[Dataset records on visual material]
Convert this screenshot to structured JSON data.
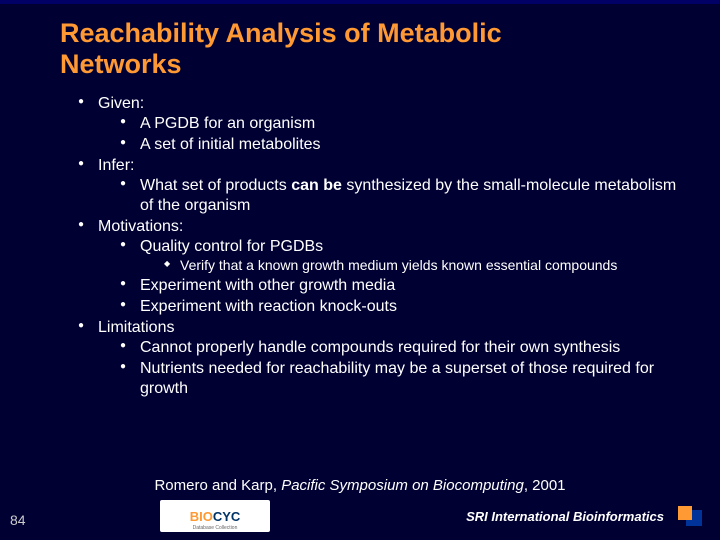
{
  "title_line1": "Reachability Analysis of Metabolic",
  "title_line2": "Networks",
  "items": {
    "given": "Given:",
    "given_a": "A PGDB for an organism",
    "given_b": "A set of initial metabolites",
    "infer": "Infer:",
    "infer_a_pre": "What set of products ",
    "infer_a_bold": "can be",
    "infer_a_post": " synthesized by the small-molecule metabolism of the organism",
    "motiv": "Motivations:",
    "motiv_a": "Quality control for PGDBs",
    "motiv_a1": "Verify that a known growth medium yields known essential compounds",
    "motiv_b": "Experiment with other growth media",
    "motiv_c": "Experiment with reaction knock-outs",
    "limit": "Limitations",
    "limit_a": "Cannot properly handle compounds required for their own synthesis",
    "limit_b": "Nutrients needed for reachability may be a superset of those required for growth"
  },
  "citation_pre": "Romero and Karp, ",
  "citation_italic": "Pacific Symposium on Biocomputing",
  "citation_post": ", 2001",
  "page_number": "84",
  "logo_bio": "BIO",
  "logo_cyc": "CYC",
  "logo_sub": "Database Collection",
  "sri_text": "SRI International Bioinformatics",
  "colors": {
    "background": "#000033",
    "title": "#ff9933",
    "text": "#ffffff",
    "accent_orange": "#ff9933",
    "accent_blue": "#003399"
  }
}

● What you should do: Find each line holding the word "with" and copy it.

● Finished task:
    "motiv_b": "Experiment with other growth media",
    "motiv_c": "Experiment with reaction knock-outs",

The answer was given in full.